■ **Written request**: Reproduce the material from its first line through the line containing "demand-zone-label: DEMAND H1: [220, 275, 273, 285]", swapping every "candle" for "price-candle" and leaving everything else as it is.

===== Data shown

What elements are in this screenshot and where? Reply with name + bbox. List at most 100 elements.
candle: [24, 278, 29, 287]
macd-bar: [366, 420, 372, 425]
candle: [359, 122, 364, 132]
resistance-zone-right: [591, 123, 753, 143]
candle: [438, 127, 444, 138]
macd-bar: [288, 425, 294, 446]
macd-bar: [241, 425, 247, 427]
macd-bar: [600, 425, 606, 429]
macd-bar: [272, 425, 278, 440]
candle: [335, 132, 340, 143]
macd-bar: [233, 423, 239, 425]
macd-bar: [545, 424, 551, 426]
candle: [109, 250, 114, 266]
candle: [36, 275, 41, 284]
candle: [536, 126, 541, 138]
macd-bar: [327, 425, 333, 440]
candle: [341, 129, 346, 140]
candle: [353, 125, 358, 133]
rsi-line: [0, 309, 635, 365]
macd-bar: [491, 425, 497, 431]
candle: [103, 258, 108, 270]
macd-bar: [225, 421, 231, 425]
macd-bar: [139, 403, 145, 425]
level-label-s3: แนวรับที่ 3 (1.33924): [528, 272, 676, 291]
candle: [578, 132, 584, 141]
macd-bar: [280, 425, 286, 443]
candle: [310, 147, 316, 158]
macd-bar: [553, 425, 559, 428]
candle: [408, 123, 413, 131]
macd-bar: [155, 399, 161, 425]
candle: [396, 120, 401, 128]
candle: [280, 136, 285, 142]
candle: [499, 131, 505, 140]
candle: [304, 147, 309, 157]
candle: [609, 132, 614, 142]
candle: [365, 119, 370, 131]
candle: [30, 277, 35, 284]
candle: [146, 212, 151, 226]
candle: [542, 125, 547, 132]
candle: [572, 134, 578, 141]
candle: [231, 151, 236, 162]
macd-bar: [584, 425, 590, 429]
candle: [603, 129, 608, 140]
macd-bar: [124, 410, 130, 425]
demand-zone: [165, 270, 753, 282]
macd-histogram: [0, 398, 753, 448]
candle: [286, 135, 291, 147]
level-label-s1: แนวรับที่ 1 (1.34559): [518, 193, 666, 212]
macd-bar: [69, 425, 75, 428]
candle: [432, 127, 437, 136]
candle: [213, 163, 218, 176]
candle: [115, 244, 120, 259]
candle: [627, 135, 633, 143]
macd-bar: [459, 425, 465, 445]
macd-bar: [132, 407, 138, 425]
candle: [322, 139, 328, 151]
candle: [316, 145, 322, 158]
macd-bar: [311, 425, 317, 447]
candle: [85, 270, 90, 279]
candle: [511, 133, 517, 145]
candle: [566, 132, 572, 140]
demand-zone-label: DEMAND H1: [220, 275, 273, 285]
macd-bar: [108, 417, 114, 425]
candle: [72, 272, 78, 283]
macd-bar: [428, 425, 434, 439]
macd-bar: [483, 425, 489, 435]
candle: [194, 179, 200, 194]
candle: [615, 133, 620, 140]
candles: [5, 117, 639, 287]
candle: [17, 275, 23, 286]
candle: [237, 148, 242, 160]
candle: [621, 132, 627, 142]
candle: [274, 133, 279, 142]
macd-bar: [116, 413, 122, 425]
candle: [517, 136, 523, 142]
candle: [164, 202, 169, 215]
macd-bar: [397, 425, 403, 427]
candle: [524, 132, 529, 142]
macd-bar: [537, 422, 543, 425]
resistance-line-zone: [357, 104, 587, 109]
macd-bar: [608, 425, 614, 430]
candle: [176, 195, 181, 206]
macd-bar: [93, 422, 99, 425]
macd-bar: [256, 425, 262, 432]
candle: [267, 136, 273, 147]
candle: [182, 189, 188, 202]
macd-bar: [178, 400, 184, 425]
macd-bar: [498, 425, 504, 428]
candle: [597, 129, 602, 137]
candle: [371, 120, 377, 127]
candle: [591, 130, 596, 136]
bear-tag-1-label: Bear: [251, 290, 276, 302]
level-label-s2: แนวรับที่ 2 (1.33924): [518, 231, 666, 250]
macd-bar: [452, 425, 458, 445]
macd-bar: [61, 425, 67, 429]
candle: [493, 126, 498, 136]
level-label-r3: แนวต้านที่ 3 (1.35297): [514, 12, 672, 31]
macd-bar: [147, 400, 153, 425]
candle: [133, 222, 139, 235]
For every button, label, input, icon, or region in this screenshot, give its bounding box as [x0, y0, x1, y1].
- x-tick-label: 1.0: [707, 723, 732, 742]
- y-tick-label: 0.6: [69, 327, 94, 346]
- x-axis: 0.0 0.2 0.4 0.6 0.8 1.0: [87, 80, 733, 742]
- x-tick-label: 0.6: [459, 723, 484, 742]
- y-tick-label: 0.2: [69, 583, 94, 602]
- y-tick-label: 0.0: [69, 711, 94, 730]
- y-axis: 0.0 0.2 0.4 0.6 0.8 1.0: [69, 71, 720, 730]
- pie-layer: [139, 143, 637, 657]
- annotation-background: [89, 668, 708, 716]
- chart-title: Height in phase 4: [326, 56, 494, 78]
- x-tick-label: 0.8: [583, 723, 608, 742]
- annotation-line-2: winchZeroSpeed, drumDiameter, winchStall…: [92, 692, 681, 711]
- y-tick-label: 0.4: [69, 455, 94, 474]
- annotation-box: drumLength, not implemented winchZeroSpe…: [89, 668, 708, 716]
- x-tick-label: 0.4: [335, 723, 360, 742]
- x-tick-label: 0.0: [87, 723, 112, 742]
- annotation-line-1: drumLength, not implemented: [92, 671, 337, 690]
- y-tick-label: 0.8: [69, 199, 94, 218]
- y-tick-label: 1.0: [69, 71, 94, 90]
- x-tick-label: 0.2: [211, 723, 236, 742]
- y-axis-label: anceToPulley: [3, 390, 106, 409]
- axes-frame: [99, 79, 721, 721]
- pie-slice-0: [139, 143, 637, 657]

==========

■ **Correct result**:
What elements are in this screenshot and where? Reply with name + bbox. List at most 100 elements.
price-candle: [24, 278, 29, 287]
macd-bar: [366, 420, 372, 425]
price-candle: [359, 122, 364, 132]
resistance-zone-right: [591, 123, 753, 143]
price-candle: [438, 127, 444, 138]
macd-bar: [288, 425, 294, 446]
macd-bar: [241, 425, 247, 427]
macd-bar: [600, 425, 606, 429]
macd-bar: [272, 425, 278, 440]
price-candle: [335, 132, 340, 143]
macd-bar: [233, 423, 239, 425]
macd-bar: [545, 424, 551, 426]
price-candle: [109, 250, 114, 266]
price-candle: [36, 275, 41, 284]
price-candle: [536, 126, 541, 138]
macd-bar: [327, 425, 333, 440]
price-candle: [341, 129, 346, 140]
price-candle: [353, 125, 358, 133]
rsi-line: [0, 309, 635, 365]
macd-bar: [491, 425, 497, 431]
price-candle: [103, 258, 108, 270]
macd-bar: [225, 421, 231, 425]
macd-bar: [139, 403, 145, 425]
level-label-s3: แนวรับที่ 3 (1.33924): [528, 272, 676, 291]
price-candle: [578, 132, 584, 141]
macd-bar: [280, 425, 286, 443]
price-candle: [310, 147, 316, 158]
macd-bar: [553, 425, 559, 428]
price-candle: [408, 123, 413, 131]
macd-bar: [155, 399, 161, 425]
price-candle: [396, 120, 401, 128]
price-candle: [280, 136, 285, 142]
price-candle: [499, 131, 505, 140]
price-candle: [304, 147, 309, 157]
price-candle: [609, 132, 614, 142]
price-candle: [365, 119, 370, 131]
price-candle: [30, 277, 35, 284]
price-candle: [146, 212, 151, 226]
price-candle: [542, 125, 547, 132]
price-candle: [572, 134, 578, 141]
price-candle: [231, 151, 236, 162]
macd-bar: [584, 425, 590, 429]
price-candle: [603, 129, 608, 140]
macd-bar: [124, 410, 130, 425]
demand-zone: [165, 270, 753, 282]
macd-histogram: [0, 398, 753, 448]
price-candle: [286, 135, 291, 147]
level-label-s1: แนวรับที่ 1 (1.34559): [518, 193, 666, 212]
macd-bar: [69, 425, 75, 428]
price-candle: [432, 127, 437, 136]
price-candle: [213, 163, 218, 176]
price-candle: [115, 244, 120, 259]
price-candle: [627, 135, 633, 143]
macd-bar: [459, 425, 465, 445]
macd-bar: [132, 407, 138, 425]
price-candle: [322, 139, 328, 151]
price-candle: [316, 145, 322, 158]
macd-bar: [311, 425, 317, 447]
price-candle: [85, 270, 90, 279]
price-candle: [511, 133, 517, 145]
price-candle: [566, 132, 572, 140]
demand-zone-label: DEMAND H1: [220, 275, 273, 285]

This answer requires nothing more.